(A run of records)

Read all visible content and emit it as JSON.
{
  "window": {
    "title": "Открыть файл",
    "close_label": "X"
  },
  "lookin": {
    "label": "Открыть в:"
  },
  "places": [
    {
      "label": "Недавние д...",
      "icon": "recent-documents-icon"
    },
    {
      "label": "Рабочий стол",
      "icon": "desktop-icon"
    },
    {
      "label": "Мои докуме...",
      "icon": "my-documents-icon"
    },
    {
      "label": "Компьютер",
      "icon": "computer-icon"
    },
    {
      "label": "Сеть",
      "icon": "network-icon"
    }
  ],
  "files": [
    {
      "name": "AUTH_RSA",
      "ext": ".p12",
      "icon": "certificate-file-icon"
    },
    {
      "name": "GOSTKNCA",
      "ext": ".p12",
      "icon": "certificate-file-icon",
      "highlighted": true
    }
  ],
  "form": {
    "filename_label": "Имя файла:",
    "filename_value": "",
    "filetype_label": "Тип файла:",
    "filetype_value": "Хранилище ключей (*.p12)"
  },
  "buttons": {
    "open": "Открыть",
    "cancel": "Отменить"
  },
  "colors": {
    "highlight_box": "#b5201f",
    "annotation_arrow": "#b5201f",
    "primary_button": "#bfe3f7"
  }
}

--- Short problem ---
Make a copy of each line that contains the string "icon".

--- Answer to this problem ---
      "icon": "recent-documents-icon"
      "icon": "desktop-icon"
      "icon": "my-documents-icon"
      "icon": "computer-icon"
      "icon": "network-icon"
      "icon": "certificate-file-icon"
      "icon": "certificate-file-icon",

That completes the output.